### [Short task]
Extract each line of the data below exactly as written.

### [Data section]
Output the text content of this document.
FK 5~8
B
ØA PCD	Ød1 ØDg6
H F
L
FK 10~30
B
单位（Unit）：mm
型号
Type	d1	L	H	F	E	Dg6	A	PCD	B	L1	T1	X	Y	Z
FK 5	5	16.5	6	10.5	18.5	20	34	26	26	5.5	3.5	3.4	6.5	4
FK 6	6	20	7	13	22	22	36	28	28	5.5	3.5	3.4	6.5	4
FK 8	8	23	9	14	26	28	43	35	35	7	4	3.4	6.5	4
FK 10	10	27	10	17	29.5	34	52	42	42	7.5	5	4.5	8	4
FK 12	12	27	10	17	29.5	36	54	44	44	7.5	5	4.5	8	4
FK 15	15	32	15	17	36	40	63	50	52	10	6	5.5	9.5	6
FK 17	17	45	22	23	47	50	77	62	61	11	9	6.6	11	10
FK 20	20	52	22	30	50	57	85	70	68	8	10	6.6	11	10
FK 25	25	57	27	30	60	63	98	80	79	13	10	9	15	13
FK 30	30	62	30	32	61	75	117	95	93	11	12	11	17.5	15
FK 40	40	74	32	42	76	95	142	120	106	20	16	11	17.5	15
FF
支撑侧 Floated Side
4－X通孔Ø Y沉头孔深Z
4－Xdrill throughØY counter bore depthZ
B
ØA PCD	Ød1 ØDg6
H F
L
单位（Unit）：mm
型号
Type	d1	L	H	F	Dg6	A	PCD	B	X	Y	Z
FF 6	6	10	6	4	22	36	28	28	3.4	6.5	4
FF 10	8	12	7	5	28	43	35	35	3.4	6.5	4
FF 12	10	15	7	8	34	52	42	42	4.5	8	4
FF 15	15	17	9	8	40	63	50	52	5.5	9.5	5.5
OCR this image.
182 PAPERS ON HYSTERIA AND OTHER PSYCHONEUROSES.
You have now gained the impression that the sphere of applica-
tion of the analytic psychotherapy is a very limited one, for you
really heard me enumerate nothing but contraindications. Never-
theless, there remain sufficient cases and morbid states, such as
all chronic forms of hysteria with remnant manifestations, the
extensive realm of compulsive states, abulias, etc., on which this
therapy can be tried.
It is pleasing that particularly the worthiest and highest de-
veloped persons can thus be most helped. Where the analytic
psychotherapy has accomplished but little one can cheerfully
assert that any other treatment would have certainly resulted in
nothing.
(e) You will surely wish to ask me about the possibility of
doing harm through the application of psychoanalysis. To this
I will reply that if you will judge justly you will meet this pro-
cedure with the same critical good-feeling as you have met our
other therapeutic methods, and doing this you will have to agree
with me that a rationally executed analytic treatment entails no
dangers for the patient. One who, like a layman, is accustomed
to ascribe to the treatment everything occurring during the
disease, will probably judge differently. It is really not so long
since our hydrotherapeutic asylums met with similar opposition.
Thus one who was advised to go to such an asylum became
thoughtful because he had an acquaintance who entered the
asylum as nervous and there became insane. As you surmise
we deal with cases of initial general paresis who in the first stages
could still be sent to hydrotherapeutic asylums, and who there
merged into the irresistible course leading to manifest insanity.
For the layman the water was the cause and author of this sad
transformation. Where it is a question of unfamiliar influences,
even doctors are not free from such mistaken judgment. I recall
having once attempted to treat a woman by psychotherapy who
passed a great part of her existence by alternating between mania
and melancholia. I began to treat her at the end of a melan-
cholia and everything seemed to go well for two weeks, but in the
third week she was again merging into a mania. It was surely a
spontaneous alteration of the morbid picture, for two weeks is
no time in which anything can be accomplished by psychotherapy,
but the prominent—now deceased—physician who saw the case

### [Final answer]
Output the text content of this document.
FK 5~8
B
ØA PCD	Ød1 ØDg6
H F
L
FK 10~30
B
单位（Unit）：mm
型号
Type	d1	L	H	F	E	Dg6	A	PCD	B	L1	T1	X	Y	Z
FK 5	5	16.5	6	10.5	18.5	20	34	26	26	5.5	3.5	3.4	6.5	4
FK 6	6	20	7	13	22	22	36	28	28	5.5	3.5	3.4	6.5	4
FK 8	8	23	9	14	26	28	43	35	35	7	4	3.4	6.5	4
FK 10	10	27	10	17	29.5	34	52	42	42	7.5	5	4.5	8	4
FK 12	12	27	10	17	29.5	36	54	44	44	7.5	5	4.5	8	4
FK 15	15	32	15	17	36	40	63	50	52	10	6	5.5	9.5	6
FK 17	17	45	22	23	47	50	77	62	61	11	9	6.6	11	10
FK 20	20	52	22	30	50	57	85	70	68	8	10	6.6	11	10
FK 25	25	57	27	30	60	63	98	80	79	13	10	9	15	13
FK 30	30	62	30	32	61	75	117	95	93	11	12	11	17.5	15
FK 40	40	74	32	42	76	95	142	120	106	20	16	11	17.5	15
FF
支撑侧 Floated Side
4－X通孔Ø Y沉头孔深Z
4－Xdrill throughØY counter bore depthZ
B
ØA PCD	Ød1 ØDg6
H F
L
单位（Unit）：mm
型号
Type	d1	L	H	F	Dg6	A	PCD	B	X	Y	Z
FF 6	6	10	6	4	22	36	28	28	3.4	6.5	4
FF 10	8	12	7	5	28	43	35	35	3.4	6.5	4
FF 12	10	15	7	8	34	52	42	42	4.5	8	4
FF 15	15	17	9	8	40	63	50	52	5.5	9.5	5.5
OCR this image.
182 PAPERS ON HYSTERIA AND OTHER PSYCHONEUROSES.
You have now gained the impression that the sphere of applica-
tion of the analytic psychotherapy is a very limited one, for you
really heard me enumerate nothing but contraindications. Never-
theless, there remain sufficient cases and morbid states, such as
all chronic forms of hysteria with remnant manifestations, the
extensive realm of compulsive states, abulias, etc., on which this
therapy can be tried.
It is pleasing that particularly the worthiest and highest de-
veloped persons can thus be most helped. Where the analytic
psychotherapy has accomplished but little one can cheerfully
assert that any other treatment would have certainly resulted in
nothing.
(e) You will surely wish to ask me about the possibility of
doing harm through the application of psychoanalysis. To this
I will reply that if you will judge justly you will meet this pro-
cedure with the same critical good-feeling as you have met our
other therapeutic methods, and doing this you will have to agree
with me that a rationally executed analytic treatment entails no
dangers for the patient. One who, like a layman, is accustomed
to ascribe to the treatment everything occurring during the
disease, will probably judge differently. It is really not so long
since our hydrotherapeutic asylums met with similar opposition.
Thus one who was advised to go to such an asylum became
thoughtful because he had an acquaintance who entered the
asylum as nervous and there became insane. As you surmise
we deal with cases of initial general paresis who in the first stages
could still be sent to hydrotherapeutic asylums, and who there
merged into the irresistible course leading to manifest insanity.
For the layman the water was the cause and author of this sad
transformation. Where it is a question of unfamiliar influences,
even doctors are not free from such mistaken judgment. I recall
having once attempted to treat a woman by psychotherapy who
passed a great part of her existence by alternating between mania
and melancholia. I began to treat her at the end of a melan-
cholia and everything seemed to go well for two weeks, but in the
third week she was again merging into a mania. It was surely a
spontaneous alteration of the morbid picture, for two weeks is
no time in which anything can be accomplished by psychotherapy,
but the prominent—now deceased—physician who saw the case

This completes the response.